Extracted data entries
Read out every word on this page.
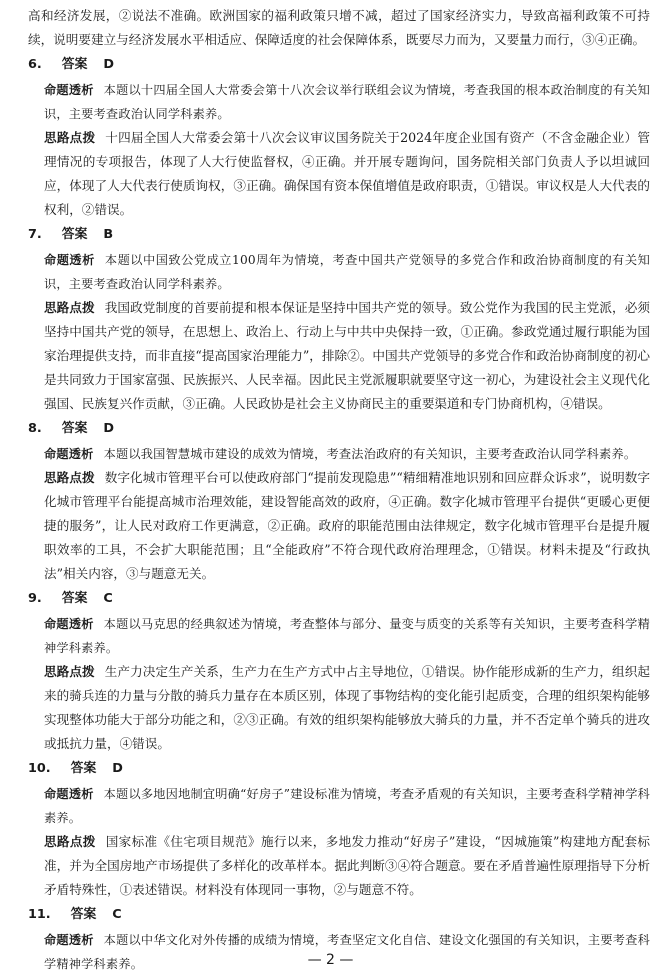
高和经济发展，②说法不准确。欧洲国家的福利政策只增不减，超过了国家经济实力，导致高福利政策不可持续，说明要建立与经济发展水平相适应、保障适度的社会保障体系，既要尽力而为，又要量力而行，③④正确。

6. 答案 D

命题透析 本题以十四届全国人大常委会第十八次会议举行联组会议为情境，考查我国的根本政治制度的有关知识，主要考查政治认同学科素养。

思路点拨 十四届全国人大常委会第十八次会议审议国务院关于2024年度企业国有资产（不含金融企业）管理情况的专项报告，体现了人大行使监督权，④正确。并开展专题询问，国务院相关部门负责人予以坦诚回应，体现了人大代表行使质询权，③正确。确保国有资本保值增值是政府职责，①错误。审议权是人大代表的权利，②错误。

7. 答案 B

命题透析 本题以中国致公党成立100周年为情境，考查中国共产党领导的多党合作和政治协商制度的有关知识，主要考查政治认同学科素养。

思路点拨 我国政党制度的首要前提和根本保证是坚持中国共产党的领导。致公党作为我国的民主党派，必须坚持中国共产党的领导，在思想上、政治上、行动上与中共中央保持一致，①正确。参政党通过履行职能为国家治理提供支持，而非直接“提高国家治理能力”，排除②。中国共产党领导的多党合作和政治协商制度的初心是共同致力于国家富强、民族振兴、人民幸福。因此民主党派履职就要坚守这一初心，为建设社会主义现代化强国、民族复兴作贡献，③正确。人民政协是社会主义协商民主的重要渠道和专门协商机构，④错误。

8. 答案 D

命题透析 本题以我国智慧城市建设的成效为情境，考查法治政府的有关知识，主要考查政治认同学科素养。

思路点拨 数字化城市管理平台可以使政府部门“提前发现隐患”“精细精准地识别和回应群众诉求”，说明数字化城市管理平台能提高城市治理效能，建设智能高效的政府，④正确。数字化城市管理平台提供“更暖心更便捷的服务”，让人民对政府工作更满意，②正确。政府的职能范围由法律规定，数字化城市管理平台是提升履职效率的工具，不会扩大职能范围；且“全能政府”不符合现代政府治理理念，①错误。材料未提及“行政执法”相关内容，③与题意无关。

9. 答案 C

命题透析 本题以马克思的经典叙述为情境，考查整体与部分、量变与质变的关系等有关知识，主要考查科学精神学科素养。

思路点拨 生产力决定生产关系，生产力在生产方式中占主导地位，①错误。协作能形成新的生产力，组织起来的骑兵连的力量与分散的骑兵力量存在本质区别，体现了事物结构的变化能引起质变，合理的组织架构能够实现整体功能大于部分功能之和，②③正确。有效的组织架构能够放大骑兵的力量，并不否定单个骑兵的进攻或抵抗力量，④错误。

10. 答案 D

命题透析 本题以多地因地制宜明确“好房子”建设标准为情境，考查矛盾观的有关知识，主要考查科学精神学科素养。

思路点拨 国家标准《住宅项目规范》施行以来，多地发力推动“好房子”建设，“因城施策”构建地方配套标准，并为全国房地产市场提供了多样化的改革样本。据此判断③④符合题意。要在矛盾普遍性原理指导下分析矛盾特殊性，①表述错误。材料没有体现同一事物，②与题意不符。

11. 答案 C

命题透析 本题以中华文化对外传播的成绩为情境，考查坚定文化自信、建设文化强国的有关知识，主要考查科学精神学科素养。	— 2 —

> _Written task_
Each record above must be returned exactly as written, with its pictures omitted.

> _Problem solution_
Read out every word on this page.
高和经济发展，②说法不准确。欧洲国家的福利政策只增不减，超过了国家经济实力，导致高福利政策不可持续，说明要建立与经济发展水平相适应、保障适度的社会保障体系，既要尽力而为，又要量力而行，③④正确。

6. 答案 D

命题透析 本题以十四届全国人大常委会第十八次会议举行联组会议为情境，考查我国的根本政治制度的有关知识，主要考查政治认同学科素养。

思路点拨 十四届全国人大常委会第十八次会议审议国务院关于2024年度企业国有资产（不含金融企业）管理情况的专项报告，体现了人大行使监督权，④正确。并开展专题询问，国务院相关部门负责人予以坦诚回应，体现了人大代表行使质询权，③正确。确保国有资本保值增值是政府职责，①错误。审议权是人大代表的权利，②错误。

7. 答案 B

命题透析 本题以中国致公党成立100周年为情境，考查中国共产党领导的多党合作和政治协商制度的有关知识，主要考查政治认同学科素养。

思路点拨 我国政党制度的首要前提和根本保证是坚持中国共产党的领导。致公党作为我国的民主党派，必须坚持中国共产党的领导，在思想上、政治上、行动上与中共中央保持一致，①正确。参政党通过履行职能为国家治理提供支持，而非直接“提高国家治理能力”，排除②。中国共产党领导的多党合作和政治协商制度的初心是共同致力于国家富强、民族振兴、人民幸福。因此民主党派履职就要坚守这一初心，为建设社会主义现代化强国、民族复兴作贡献，③正确。人民政协是社会主义协商民主的重要渠道和专门协商机构，④错误。

8. 答案 D

命题透析 本题以我国智慧城市建设的成效为情境，考查法治政府的有关知识，主要考查政治认同学科素养。

思路点拨 数字化城市管理平台可以使政府部门“提前发现隐患”“精细精准地识别和回应群众诉求”，说明数字化城市管理平台能提高城市治理效能，建设智能高效的政府，④正确。数字化城市管理平台提供“更暖心更便捷的服务”，让人民对政府工作更满意，②正确。政府的职能范围由法律规定，数字化城市管理平台是提升履职效率的工具，不会扩大职能范围；且“全能政府”不符合现代政府治理理念，①错误。材料未提及“行政执法”相关内容，③与题意无关。

9. 答案 C

命题透析 本题以马克思的经典叙述为情境，考查整体与部分、量变与质变的关系等有关知识，主要考查科学精神学科素养。

思路点拨 生产力决定生产关系，生产力在生产方式中占主导地位，①错误。协作能形成新的生产力，组织起来的骑兵连的力量与分散的骑兵力量存在本质区别，体现了事物结构的变化能引起质变，合理的组织架构能够实现整体功能大于部分功能之和，②③正确。有效的组织架构能够放大骑兵的力量，并不否定单个骑兵的进攻或抵抗力量，④错误。

10. 答案 D

命题透析 本题以多地因地制宜明确“好房子”建设标准为情境，考查矛盾观的有关知识，主要考查科学精神学科素养。

思路点拨 国家标准《住宅项目规范》施行以来，多地发力推动“好房子”建设，“因城施策”构建地方配套标准，并为全国房地产市场提供了多样化的改革样本。据此判断③④符合题意。要在矛盾普遍性原理指导下分析矛盾特殊性，①表述错误。材料没有体现同一事物，②与题意不符。

11. 答案 C

命题透析 本题以中华文化对外传播的成绩为情境，考查坚定文化自信、建设文化强国的有关知识，主要考查科学精神学科素养。	— 2 —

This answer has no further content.